SET EXERCISE = Seek out every line containing the word "values", and copy each.

++++ MATERIAL

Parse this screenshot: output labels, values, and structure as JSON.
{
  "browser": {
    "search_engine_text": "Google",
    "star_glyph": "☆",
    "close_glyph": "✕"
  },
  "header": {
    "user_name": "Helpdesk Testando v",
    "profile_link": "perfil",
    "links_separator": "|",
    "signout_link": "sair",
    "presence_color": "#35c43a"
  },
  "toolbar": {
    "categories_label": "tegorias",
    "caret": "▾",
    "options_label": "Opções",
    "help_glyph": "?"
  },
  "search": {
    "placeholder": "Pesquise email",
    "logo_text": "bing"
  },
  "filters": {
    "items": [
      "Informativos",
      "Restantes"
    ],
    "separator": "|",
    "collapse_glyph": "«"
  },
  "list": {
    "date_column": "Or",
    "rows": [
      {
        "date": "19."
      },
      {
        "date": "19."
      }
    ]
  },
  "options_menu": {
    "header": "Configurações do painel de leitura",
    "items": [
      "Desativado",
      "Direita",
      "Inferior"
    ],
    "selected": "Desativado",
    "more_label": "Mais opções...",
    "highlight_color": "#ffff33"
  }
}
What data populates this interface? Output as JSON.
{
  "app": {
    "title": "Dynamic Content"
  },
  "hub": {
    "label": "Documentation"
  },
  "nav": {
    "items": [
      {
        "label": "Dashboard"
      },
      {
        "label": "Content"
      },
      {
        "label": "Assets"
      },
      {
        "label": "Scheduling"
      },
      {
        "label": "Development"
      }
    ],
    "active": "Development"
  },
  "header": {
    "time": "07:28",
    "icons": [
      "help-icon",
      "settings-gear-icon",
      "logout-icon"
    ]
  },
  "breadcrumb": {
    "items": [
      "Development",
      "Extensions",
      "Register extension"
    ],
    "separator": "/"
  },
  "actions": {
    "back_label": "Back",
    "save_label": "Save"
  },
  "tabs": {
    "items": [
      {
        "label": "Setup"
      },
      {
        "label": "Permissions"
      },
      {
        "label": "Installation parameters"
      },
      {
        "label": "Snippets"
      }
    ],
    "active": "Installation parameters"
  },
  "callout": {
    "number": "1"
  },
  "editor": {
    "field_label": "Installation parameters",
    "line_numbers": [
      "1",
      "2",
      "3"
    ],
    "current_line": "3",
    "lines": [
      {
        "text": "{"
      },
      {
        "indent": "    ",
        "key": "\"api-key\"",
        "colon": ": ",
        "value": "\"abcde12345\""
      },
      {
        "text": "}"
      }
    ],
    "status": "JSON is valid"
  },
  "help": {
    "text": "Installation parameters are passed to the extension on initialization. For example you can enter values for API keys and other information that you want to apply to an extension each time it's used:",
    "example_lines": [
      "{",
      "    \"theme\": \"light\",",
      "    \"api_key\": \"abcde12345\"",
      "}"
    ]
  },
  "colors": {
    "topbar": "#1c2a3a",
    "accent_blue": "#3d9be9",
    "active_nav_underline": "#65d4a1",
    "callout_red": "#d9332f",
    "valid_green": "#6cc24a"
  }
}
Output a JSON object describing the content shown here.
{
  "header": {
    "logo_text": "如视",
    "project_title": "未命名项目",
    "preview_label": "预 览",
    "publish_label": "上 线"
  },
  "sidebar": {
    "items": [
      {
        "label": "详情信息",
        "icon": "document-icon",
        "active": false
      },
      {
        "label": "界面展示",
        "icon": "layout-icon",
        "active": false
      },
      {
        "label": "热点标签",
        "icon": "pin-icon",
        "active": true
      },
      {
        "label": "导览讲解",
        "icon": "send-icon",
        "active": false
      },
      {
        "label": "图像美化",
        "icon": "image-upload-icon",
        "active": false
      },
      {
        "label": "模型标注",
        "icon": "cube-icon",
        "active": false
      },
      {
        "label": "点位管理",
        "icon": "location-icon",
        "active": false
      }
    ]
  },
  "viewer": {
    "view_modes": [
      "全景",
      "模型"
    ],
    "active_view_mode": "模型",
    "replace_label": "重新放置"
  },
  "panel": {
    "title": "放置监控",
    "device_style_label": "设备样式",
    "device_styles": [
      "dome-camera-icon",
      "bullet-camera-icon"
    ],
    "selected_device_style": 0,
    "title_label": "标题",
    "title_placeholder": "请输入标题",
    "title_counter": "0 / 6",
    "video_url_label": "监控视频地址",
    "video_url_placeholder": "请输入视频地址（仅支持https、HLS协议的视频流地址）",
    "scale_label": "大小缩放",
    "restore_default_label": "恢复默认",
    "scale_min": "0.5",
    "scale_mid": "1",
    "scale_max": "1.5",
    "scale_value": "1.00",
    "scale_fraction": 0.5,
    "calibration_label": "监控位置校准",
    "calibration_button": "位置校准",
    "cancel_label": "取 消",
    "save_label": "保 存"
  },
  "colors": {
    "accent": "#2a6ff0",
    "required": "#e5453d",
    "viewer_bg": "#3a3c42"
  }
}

++++++++

OUTPUT OF THE EXERCISE =
Parse this screenshot: output labels, values, and structure as JSON.
    "text": "Installation parameters are passed to the extension on initialization. For example you can enter values for API keys and other information that you want to apply to an extension each time it's used:",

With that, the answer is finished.